[BEGIN PROVIDED DATA]

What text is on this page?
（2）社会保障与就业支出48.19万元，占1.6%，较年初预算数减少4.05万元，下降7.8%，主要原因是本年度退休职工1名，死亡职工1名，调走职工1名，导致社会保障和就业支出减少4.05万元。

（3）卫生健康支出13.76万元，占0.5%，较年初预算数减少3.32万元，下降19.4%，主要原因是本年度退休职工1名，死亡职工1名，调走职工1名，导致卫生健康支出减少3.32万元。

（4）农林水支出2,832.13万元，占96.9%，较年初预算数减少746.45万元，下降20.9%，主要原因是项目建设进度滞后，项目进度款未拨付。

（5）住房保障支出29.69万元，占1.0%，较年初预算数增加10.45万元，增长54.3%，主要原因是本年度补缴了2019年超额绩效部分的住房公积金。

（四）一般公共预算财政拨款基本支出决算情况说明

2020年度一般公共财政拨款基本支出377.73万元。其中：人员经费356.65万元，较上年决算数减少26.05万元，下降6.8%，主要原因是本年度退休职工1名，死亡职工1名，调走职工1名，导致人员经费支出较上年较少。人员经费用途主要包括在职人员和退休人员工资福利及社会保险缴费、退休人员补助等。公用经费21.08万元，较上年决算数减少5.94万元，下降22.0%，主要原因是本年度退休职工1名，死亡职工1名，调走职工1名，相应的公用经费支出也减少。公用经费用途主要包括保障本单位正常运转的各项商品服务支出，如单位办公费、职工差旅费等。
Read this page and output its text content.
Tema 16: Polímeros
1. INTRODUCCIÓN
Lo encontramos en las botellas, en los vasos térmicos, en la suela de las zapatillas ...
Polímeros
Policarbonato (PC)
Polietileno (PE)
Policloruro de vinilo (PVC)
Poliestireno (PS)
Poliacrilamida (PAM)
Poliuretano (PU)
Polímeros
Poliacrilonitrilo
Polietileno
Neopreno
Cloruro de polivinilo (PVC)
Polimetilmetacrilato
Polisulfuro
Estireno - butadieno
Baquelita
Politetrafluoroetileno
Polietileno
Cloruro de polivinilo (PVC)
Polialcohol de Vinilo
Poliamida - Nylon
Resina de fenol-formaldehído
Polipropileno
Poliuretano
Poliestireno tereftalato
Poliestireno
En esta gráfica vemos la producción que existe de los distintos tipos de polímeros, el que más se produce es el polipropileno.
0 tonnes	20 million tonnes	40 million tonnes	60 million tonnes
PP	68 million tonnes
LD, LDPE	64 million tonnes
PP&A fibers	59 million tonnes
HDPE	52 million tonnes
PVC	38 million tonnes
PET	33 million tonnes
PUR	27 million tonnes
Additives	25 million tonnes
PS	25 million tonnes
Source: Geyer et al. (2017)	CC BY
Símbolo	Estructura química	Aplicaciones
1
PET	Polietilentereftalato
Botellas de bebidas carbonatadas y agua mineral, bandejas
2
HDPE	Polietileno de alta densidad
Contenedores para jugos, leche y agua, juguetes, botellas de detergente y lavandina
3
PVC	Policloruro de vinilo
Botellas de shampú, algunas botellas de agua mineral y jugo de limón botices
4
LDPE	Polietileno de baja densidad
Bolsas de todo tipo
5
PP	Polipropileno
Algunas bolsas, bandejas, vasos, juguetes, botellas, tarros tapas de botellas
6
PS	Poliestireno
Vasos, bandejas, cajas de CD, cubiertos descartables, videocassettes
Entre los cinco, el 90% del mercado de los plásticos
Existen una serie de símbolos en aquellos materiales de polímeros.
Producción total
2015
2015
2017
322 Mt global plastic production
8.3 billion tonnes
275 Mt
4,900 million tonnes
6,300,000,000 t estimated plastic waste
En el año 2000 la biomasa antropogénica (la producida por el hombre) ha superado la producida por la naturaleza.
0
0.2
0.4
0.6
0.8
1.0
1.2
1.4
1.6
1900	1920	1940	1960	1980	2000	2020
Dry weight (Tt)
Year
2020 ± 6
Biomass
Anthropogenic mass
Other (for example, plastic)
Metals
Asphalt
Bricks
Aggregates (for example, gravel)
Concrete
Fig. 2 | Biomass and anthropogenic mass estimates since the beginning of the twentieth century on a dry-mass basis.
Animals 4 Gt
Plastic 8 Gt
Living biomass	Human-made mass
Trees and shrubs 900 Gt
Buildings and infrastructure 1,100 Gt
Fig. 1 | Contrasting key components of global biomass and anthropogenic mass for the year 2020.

[END PROVIDED DATA]

**TO DO**
Every record above needs to be repeated word for word.

**RESULT**
What text is on this page?
（2）社会保障与就业支出48.19万元，占1.6%，较年初预算数减少4.05万元，下降7.8%，主要原因是本年度退休职工1名，死亡职工1名，调走职工1名，导致社会保障和就业支出减少4.05万元。

（3）卫生健康支出13.76万元，占0.5%，较年初预算数减少3.32万元，下降19.4%，主要原因是本年度退休职工1名，死亡职工1名，调走职工1名，导致卫生健康支出减少3.32万元。

（4）农林水支出2,832.13万元，占96.9%，较年初预算数减少746.45万元，下降20.9%，主要原因是项目建设进度滞后，项目进度款未拨付。

（5）住房保障支出29.69万元，占1.0%，较年初预算数增加10.45万元，增长54.3%，主要原因是本年度补缴了2019年超额绩效部分的住房公积金。

（四）一般公共预算财政拨款基本支出决算情况说明

2020年度一般公共财政拨款基本支出377.73万元。其中：人员经费356.65万元，较上年决算数减少26.05万元，下降6.8%，主要原因是本年度退休职工1名，死亡职工1名，调走职工1名，导致人员经费支出较上年较少。人员经费用途主要包括在职人员和退休人员工资福利及社会保险缴费、退休人员补助等。公用经费21.08万元，较上年决算数减少5.94万元，下降22.0%，主要原因是本年度退休职工1名，死亡职工1名，调走职工1名，相应的公用经费支出也减少。公用经费用途主要包括保障本单位正常运转的各项商品服务支出，如单位办公费、职工差旅费等。
Read this page and output its text content.
Tema 16: Polímeros
1. INTRODUCCIÓN
Lo encontramos en las botellas, en los vasos térmicos, en la suela de las zapatillas ...
Polímeros
Policarbonato (PC)
Polietileno (PE)
Policloruro de vinilo (PVC)
Poliestireno (PS)
Poliacrilamida (PAM)
Poliuretano (PU)
Polímeros
Poliacrilonitrilo
Polietileno
Neopreno
Cloruro de polivinilo (PVC)
Polimetilmetacrilato
Polisulfuro
Estireno - butadieno
Baquelita
Politetrafluoroetileno
Polietileno
Cloruro de polivinilo (PVC)
Polialcohol de Vinilo
Poliamida - Nylon
Resina de fenol-formaldehído
Polipropileno
Poliuretano
Poliestireno tereftalato
Poliestireno
En esta gráfica vemos la producción que existe de los distintos tipos de polímeros, el que más se produce es el polipropileno.
0 tonnes	20 million tonnes	40 million tonnes	60 million tonnes
PP	68 million tonnes
LD, LDPE	64 million tonnes
PP&A fibers	59 million tonnes
HDPE	52 million tonnes
PVC	38 million tonnes
PET	33 million tonnes
PUR	27 million tonnes
Additives	25 million tonnes
PS	25 million tonnes
Source: Geyer et al. (2017)	CC BY
Símbolo	Estructura química	Aplicaciones
1
PET	Polietilentereftalato
Botellas de bebidas carbonatadas y agua mineral, bandejas
2
HDPE	Polietileno de alta densidad
Contenedores para jugos, leche y agua, juguetes, botellas de detergente y lavandina
3
PVC	Policloruro de vinilo
Botellas de shampú, algunas botellas de agua mineral y jugo de limón botices
4
LDPE	Polietileno de baja densidad
Bolsas de todo tipo
5
PP	Polipropileno
Algunas bolsas, bandejas, vasos, juguetes, botellas, tarros tapas de botellas
6
PS	Poliestireno
Vasos, bandejas, cajas de CD, cubiertos descartables, videocassettes
Entre los cinco, el 90% del mercado de los plásticos
Existen una serie de símbolos en aquellos materiales de polímeros.
Producción total
2015
2015
2017
322 Mt global plastic production
8.3 billion tonnes
275 Mt
4,900 million tonnes
6,300,000,000 t estimated plastic waste
En el año 2000 la biomasa antropogénica (la producida por el hombre) ha superado la producida por la naturaleza.
0
0.2
0.4
0.6
0.8
1.0
1.2
1.4
1.6
1900	1920	1940	1960	1980	2000	2020
Dry weight (Tt)
Year
2020 ± 6
Biomass
Anthropogenic mass
Other (for example, plastic)
Metals
Asphalt
Bricks
Aggregates (for example, gravel)
Concrete
Fig. 2 | Biomass and anthropogenic mass estimates since the beginning of the twentieth century on a dry-mass basis.
Animals 4 Gt
Plastic 8 Gt
Living biomass	Human-made mass
Trees and shrubs 900 Gt
Buildings and infrastructure 1,100 Gt
Fig. 1 | Contrasting key components of global biomass and anthropogenic mass for the year 2020.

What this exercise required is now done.